▶ [THE EXERCISE]:
Write out the full listing exactly as given, minus the images.

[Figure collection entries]
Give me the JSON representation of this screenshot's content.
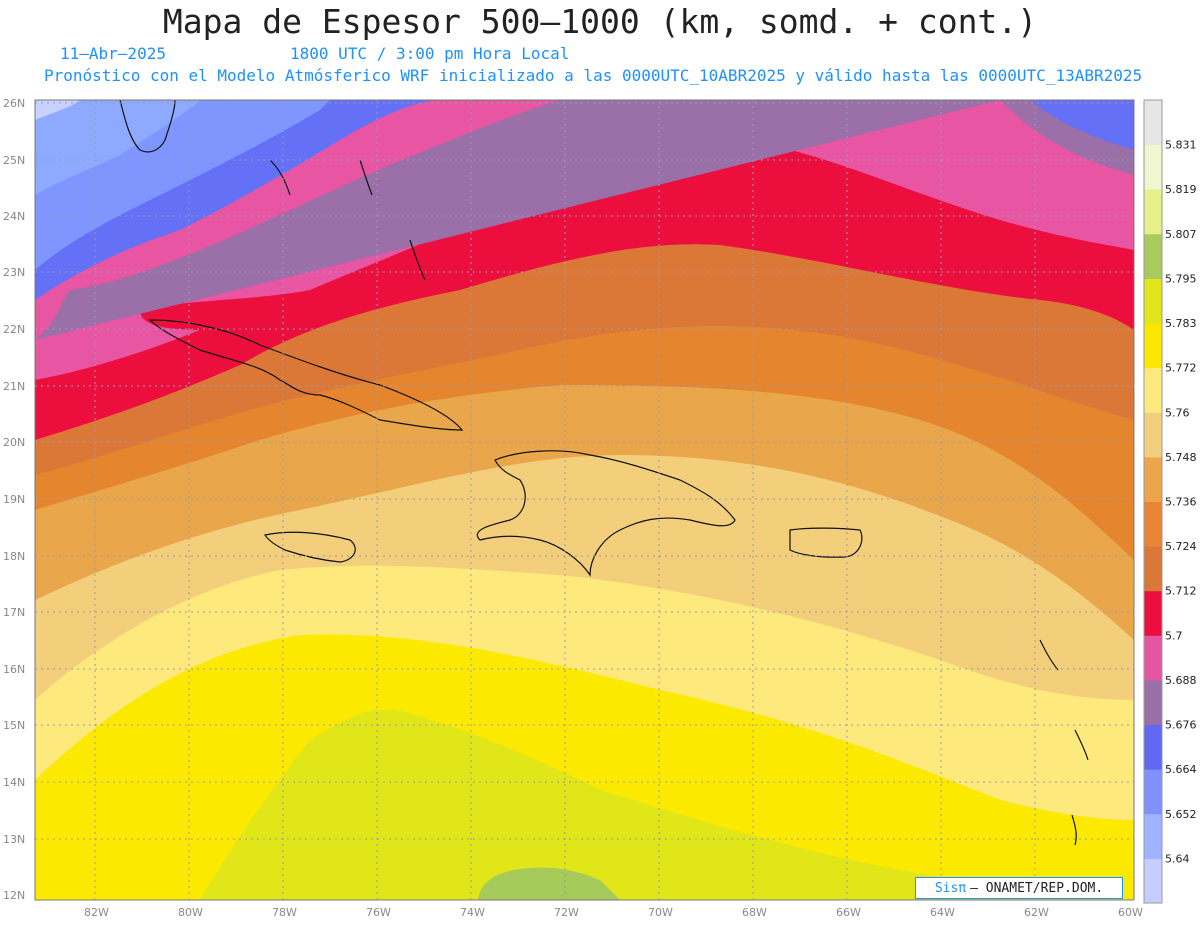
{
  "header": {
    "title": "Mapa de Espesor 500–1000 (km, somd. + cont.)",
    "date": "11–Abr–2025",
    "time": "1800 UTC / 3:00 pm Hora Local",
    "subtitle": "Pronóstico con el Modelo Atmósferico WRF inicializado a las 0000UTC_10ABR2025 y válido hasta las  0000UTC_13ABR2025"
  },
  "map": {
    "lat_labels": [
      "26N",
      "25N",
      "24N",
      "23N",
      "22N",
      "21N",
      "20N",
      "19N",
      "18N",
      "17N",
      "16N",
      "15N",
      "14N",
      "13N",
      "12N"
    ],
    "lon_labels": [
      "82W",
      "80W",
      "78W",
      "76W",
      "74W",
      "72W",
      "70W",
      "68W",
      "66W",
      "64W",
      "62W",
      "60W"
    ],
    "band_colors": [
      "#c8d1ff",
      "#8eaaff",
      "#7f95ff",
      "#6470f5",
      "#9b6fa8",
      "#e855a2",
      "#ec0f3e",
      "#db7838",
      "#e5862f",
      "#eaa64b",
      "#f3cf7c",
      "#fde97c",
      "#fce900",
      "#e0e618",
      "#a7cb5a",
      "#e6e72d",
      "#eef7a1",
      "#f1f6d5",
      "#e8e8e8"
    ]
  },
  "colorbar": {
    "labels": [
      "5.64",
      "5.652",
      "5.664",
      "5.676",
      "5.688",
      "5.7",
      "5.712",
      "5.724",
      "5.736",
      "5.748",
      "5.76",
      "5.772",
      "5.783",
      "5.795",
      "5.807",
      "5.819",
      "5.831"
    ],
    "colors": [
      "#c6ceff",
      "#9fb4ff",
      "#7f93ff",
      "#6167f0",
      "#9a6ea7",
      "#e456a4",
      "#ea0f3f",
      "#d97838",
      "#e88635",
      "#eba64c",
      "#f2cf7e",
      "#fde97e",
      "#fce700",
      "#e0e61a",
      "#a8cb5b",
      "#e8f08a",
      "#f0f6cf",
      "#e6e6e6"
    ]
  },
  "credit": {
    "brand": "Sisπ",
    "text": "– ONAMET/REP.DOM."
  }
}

▶ [EXPECTED ANSWER]:
Give me the JSON representation of this screenshot's content.
{
  "header": {
    "title": "Mapa de Espesor 500–1000 (km, somd. + cont.)",
    "date": "11–Abr–2025",
    "time": "1800 UTC / 3:00 pm Hora Local",
    "subtitle": "Pronóstico con el Modelo Atmósferico WRF inicializado a las 0000UTC_10ABR2025 y válido hasta las  0000UTC_13ABR2025"
  },
  "map": {
    "lat_labels": [
      "26N",
      "25N",
      "24N",
      "23N",
      "22N",
      "21N",
      "20N",
      "19N",
      "18N",
      "17N",
      "16N",
      "15N",
      "14N",
      "13N",
      "12N"
    ],
    "lon_labels": [
      "82W",
      "80W",
      "78W",
      "76W",
      "74W",
      "72W",
      "70W",
      "68W",
      "66W",
      "64W",
      "62W",
      "60W"
    ],
    "band_colors": [
      "#c8d1ff",
      "#8eaaff",
      "#7f95ff",
      "#6470f5",
      "#9b6fa8",
      "#e855a2",
      "#ec0f3e",
      "#db7838",
      "#e5862f",
      "#eaa64b",
      "#f3cf7c",
      "#fde97c",
      "#fce900",
      "#e0e618",
      "#a7cb5a",
      "#e6e72d",
      "#eef7a1",
      "#f1f6d5",
      "#e8e8e8"
    ]
  },
  "colorbar": {
    "labels": [
      "5.64",
      "5.652",
      "5.664",
      "5.676",
      "5.688",
      "5.7",
      "5.712",
      "5.724",
      "5.736",
      "5.748",
      "5.76",
      "5.772",
      "5.783",
      "5.795",
      "5.807",
      "5.819",
      "5.831"
    ],
    "colors": [
      "#c6ceff",
      "#9fb4ff",
      "#7f93ff",
      "#6167f0",
      "#9a6ea7",
      "#e456a4",
      "#ea0f3f",
      "#d97838",
      "#e88635",
      "#eba64c",
      "#f2cf7e",
      "#fde97e",
      "#fce700",
      "#e0e61a",
      "#a8cb5b",
      "#e8f08a",
      "#f0f6cf",
      "#e6e6e6"
    ]
  },
  "credit": {
    "brand": "Sisπ",
    "text": "– ONAMET/REP.DOM."
  }
}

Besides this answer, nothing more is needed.